Write out the records word for word, with no pictures.

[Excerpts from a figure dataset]
■ ■ ■ ■ ■ ■ ■
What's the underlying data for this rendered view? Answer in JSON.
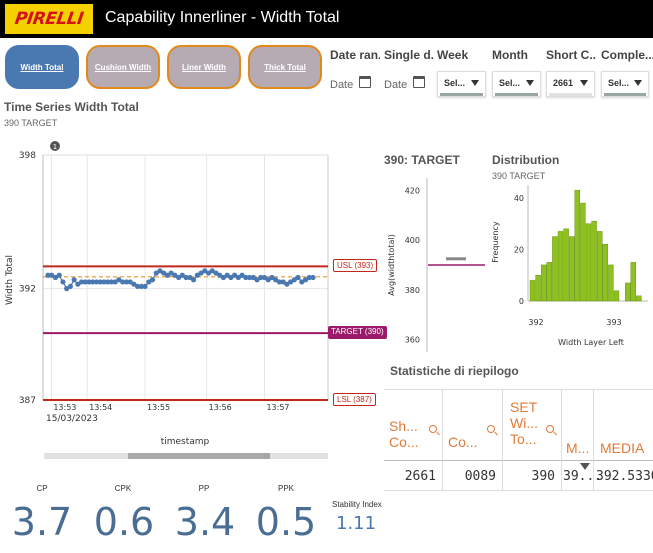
{
  "header": {
    "logo_text": "PIRELLI",
    "title": "Capability Innerliner - Width Total"
  },
  "nav": [
    {
      "label": "Width Total",
      "active": true
    },
    {
      "label": "Cushion Width",
      "active": false
    },
    {
      "label": "Liner Width",
      "active": false
    },
    {
      "label": "Thick Total",
      "active": false
    }
  ],
  "filters": {
    "date_range": {
      "label": "Date ran...",
      "placeholder": "Date"
    },
    "single_date": {
      "label": "Single d...",
      "placeholder": "Date"
    },
    "week": {
      "label": "Week",
      "value": "Sel..."
    },
    "month": {
      "label": "Month",
      "value": "Sel..."
    },
    "short_code": {
      "label": "Short C...",
      "value": "2661"
    },
    "complete": {
      "label": "Comple...",
      "value": "Sel..."
    }
  },
  "timeseries": {
    "title": "Time Series Width Total",
    "subtitle": "390 TARGET",
    "badge": "1",
    "ylabel": "Width Total",
    "xlabel": "timestamp",
    "date_label": "15/03/2023",
    "y_ticks": [
      "398",
      "392",
      "387"
    ],
    "x_ticks": [
      "13:53",
      "13:54",
      "13:55",
      "13:56",
      "13:57"
    ],
    "usl_label": "USL (393)",
    "target_label": "TARGET (390)",
    "lsl_label": "LSL (387)"
  },
  "chart_data": [
    {
      "type": "line",
      "title": "Time Series Width Total",
      "xlabel": "timestamp",
      "ylabel": "Width Total",
      "ylim": [
        387,
        398
      ],
      "usl": 393,
      "target": 390,
      "lsl": 387,
      "mean": 392.53,
      "x_ticks": [
        "13:53",
        "13:54",
        "13:55",
        "13:56",
        "13:57"
      ],
      "series": [
        {
          "values": [
            392.6,
            392.6,
            392.5,
            392.6,
            392.3,
            392.0,
            392.1,
            392.4,
            392.2,
            392.3,
            392.3,
            392.3,
            392.3,
            392.3,
            392.3,
            392.3,
            392.3,
            392.3,
            392.3,
            392.4,
            392.3,
            392.3,
            392.3,
            392.2,
            392.1,
            392.1,
            392.1,
            392.3,
            392.4,
            392.7,
            392.8,
            392.7,
            392.6,
            392.7,
            392.6,
            392.5,
            392.6,
            392.5,
            392.5,
            392.4,
            392.6,
            392.7,
            392.8,
            392.7,
            392.8,
            392.7,
            392.6,
            392.5,
            392.6,
            392.5,
            392.6,
            392.5,
            392.6,
            392.5,
            392.5,
            392.5,
            392.4,
            392.5,
            392.5,
            392.4,
            392.5,
            392.4,
            392.3,
            392.3,
            392.2,
            392.3,
            392.4,
            392.5,
            392.3,
            392.4,
            392.5,
            392.5
          ]
        }
      ]
    },
    {
      "type": "bar",
      "title": "390: TARGET",
      "ylabel": "Avg(widthtotal)",
      "ylim": [
        355,
        425
      ],
      "y_ticks": [
        420,
        400,
        380,
        360
      ],
      "avg": 392.5,
      "target": 390
    },
    {
      "type": "bar",
      "title": "Distribution",
      "subtitle": "390 TARGET",
      "xlabel": "Width Layer Left",
      "ylabel": "Frequency",
      "ylim": [
        0,
        45
      ],
      "y_ticks": [
        40,
        20,
        0
      ],
      "x_ticks": [
        "392",
        "393"
      ],
      "values": [
        8,
        10,
        14,
        15,
        25,
        27,
        28,
        25,
        43,
        38,
        30,
        31,
        27,
        22,
        14,
        4,
        0,
        7,
        15,
        2
      ]
    }
  ],
  "gauge": {
    "title": "390: TARGET",
    "ylabel": "Avg(widthtotal)",
    "y_ticks": [
      "420",
      "400",
      "380",
      "360"
    ]
  },
  "distribution": {
    "title": "Distribution",
    "subtitle": "390 TARGET",
    "ylabel": "Frequency",
    "xlabel": "Width Layer Left",
    "y_ticks": [
      "40",
      "20",
      "0"
    ],
    "x_ticks": [
      "392",
      "393"
    ]
  },
  "kpis": [
    {
      "label": "CP",
      "value": "3.7"
    },
    {
      "label": "CPK",
      "value": "0.6"
    },
    {
      "label": "PP",
      "value": "3.4"
    },
    {
      "label": "PPK",
      "value": "0.5"
    }
  ],
  "stability": {
    "label": "Stability Index",
    "value": "1.11"
  },
  "summary": {
    "title": "Statistiche di riepilogo",
    "headers": [
      {
        "line1": "Sh...",
        "line2": "Co..."
      },
      {
        "line1": "",
        "line2": "Co..."
      },
      {
        "line0": "SET",
        "line1": "Wi...",
        "line2": "To..."
      },
      {
        "line1": "",
        "line2": "M..."
      },
      {
        "line1": "",
        "line2": "MEDIA"
      }
    ],
    "row": [
      "2661",
      "0089",
      "390",
      "39...",
      "392.5330"
    ]
  },
  "colors": {
    "usl": "#c0281c",
    "lsl": "#c0281c",
    "target": "#9b1b6a",
    "mean": "#e6952c",
    "points": "#4a78b0",
    "histogram": "#8ec11f",
    "kpi": "#4a6d93"
  }
}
■ ■ ■ ■ ■ ■ ■
* **Task answer**
What's the underlying data for this rendered view? Answer in JSON.
{
  "header": {
    "logo_text": "PIRELLI",
    "title": "Capability Innerliner - Width Total"
  },
  "nav": [
    {
      "label": "Width Total",
      "active": true
    },
    {
      "label": "Cushion Width",
      "active": false
    },
    {
      "label": "Liner Width",
      "active": false
    },
    {
      "label": "Thick Total",
      "active": false
    }
  ],
  "filters": {
    "date_range": {
      "label": "Date ran...",
      "placeholder": "Date"
    },
    "single_date": {
      "label": "Single d...",
      "placeholder": "Date"
    },
    "week": {
      "label": "Week",
      "value": "Sel..."
    },
    "month": {
      "label": "Month",
      "value": "Sel..."
    },
    "short_code": {
      "label": "Short C...",
      "value": "2661"
    },
    "complete": {
      "label": "Comple...",
      "value": "Sel..."
    }
  },
  "timeseries": {
    "title": "Time Series Width Total",
    "subtitle": "390 TARGET",
    "badge": "1",
    "ylabel": "Width Total",
    "xlabel": "timestamp",
    "date_label": "15/03/2023",
    "y_ticks": [
      "398",
      "392",
      "387"
    ],
    "x_ticks": [
      "13:53",
      "13:54",
      "13:55",
      "13:56",
      "13:57"
    ],
    "usl_label": "USL (393)",
    "target_label": "TARGET (390)",
    "lsl_label": "LSL (387)"
  },
  "chart_data": [
    {
      "type": "line",
      "title": "Time Series Width Total",
      "xlabel": "timestamp",
      "ylabel": "Width Total",
      "ylim": [
        387,
        398
      ],
      "usl": 393,
      "target": 390,
      "lsl": 387,
      "mean": 392.53,
      "x_ticks": [
        "13:53",
        "13:54",
        "13:55",
        "13:56",
        "13:57"
      ],
      "series": [
        {
          "values": [
            392.6,
            392.6,
            392.5,
            392.6,
            392.3,
            392.0,
            392.1,
            392.4,
            392.2,
            392.3,
            392.3,
            392.3,
            392.3,
            392.3,
            392.3,
            392.3,
            392.3,
            392.3,
            392.3,
            392.4,
            392.3,
            392.3,
            392.3,
            392.2,
            392.1,
            392.1,
            392.1,
            392.3,
            392.4,
            392.7,
            392.8,
            392.7,
            392.6,
            392.7,
            392.6,
            392.5,
            392.6,
            392.5,
            392.5,
            392.4,
            392.6,
            392.7,
            392.8,
            392.7,
            392.8,
            392.7,
            392.6,
            392.5,
            392.6,
            392.5,
            392.6,
            392.5,
            392.6,
            392.5,
            392.5,
            392.5,
            392.4,
            392.5,
            392.5,
            392.4,
            392.5,
            392.4,
            392.3,
            392.3,
            392.2,
            392.3,
            392.4,
            392.5,
            392.3,
            392.4,
            392.5,
            392.5
          ]
        }
      ]
    },
    {
      "type": "bar",
      "title": "390: TARGET",
      "ylabel": "Avg(widthtotal)",
      "ylim": [
        355,
        425
      ],
      "y_ticks": [
        420,
        400,
        380,
        360
      ],
      "avg": 392.5,
      "target": 390
    },
    {
      "type": "bar",
      "title": "Distribution",
      "subtitle": "390 TARGET",
      "xlabel": "Width Layer Left",
      "ylabel": "Frequency",
      "ylim": [
        0,
        45
      ],
      "y_ticks": [
        40,
        20,
        0
      ],
      "x_ticks": [
        "392",
        "393"
      ],
      "values": [
        8,
        10,
        14,
        15,
        25,
        27,
        28,
        25,
        43,
        38,
        30,
        31,
        27,
        22,
        14,
        4,
        0,
        7,
        15,
        2
      ]
    }
  ],
  "gauge": {
    "title": "390: TARGET",
    "ylabel": "Avg(widthtotal)",
    "y_ticks": [
      "420",
      "400",
      "380",
      "360"
    ]
  },
  "distribution": {
    "title": "Distribution",
    "subtitle": "390 TARGET",
    "ylabel": "Frequency",
    "xlabel": "Width Layer Left",
    "y_ticks": [
      "40",
      "20",
      "0"
    ],
    "x_ticks": [
      "392",
      "393"
    ]
  },
  "kpis": [
    {
      "label": "CP",
      "value": "3.7"
    },
    {
      "label": "CPK",
      "value": "0.6"
    },
    {
      "label": "PP",
      "value": "3.4"
    },
    {
      "label": "PPK",
      "value": "0.5"
    }
  ],
  "stability": {
    "label": "Stability Index",
    "value": "1.11"
  },
  "summary": {
    "title": "Statistiche di riepilogo",
    "headers": [
      {
        "line1": "Sh...",
        "line2": "Co..."
      },
      {
        "line1": "",
        "line2": "Co..."
      },
      {
        "line0": "SET",
        "line1": "Wi...",
        "line2": "To..."
      },
      {
        "line1": "",
        "line2": "M..."
      },
      {
        "line1": "",
        "line2": "MEDIA"
      }
    ],
    "row": [
      "2661",
      "0089",
      "390",
      "39...",
      "392.5330"
    ]
  },
  "colors": {
    "usl": "#c0281c",
    "lsl": "#c0281c",
    "target": "#9b1b6a",
    "mean": "#e6952c",
    "points": "#4a78b0",
    "histogram": "#8ec11f",
    "kpi": "#4a6d93"
  }
}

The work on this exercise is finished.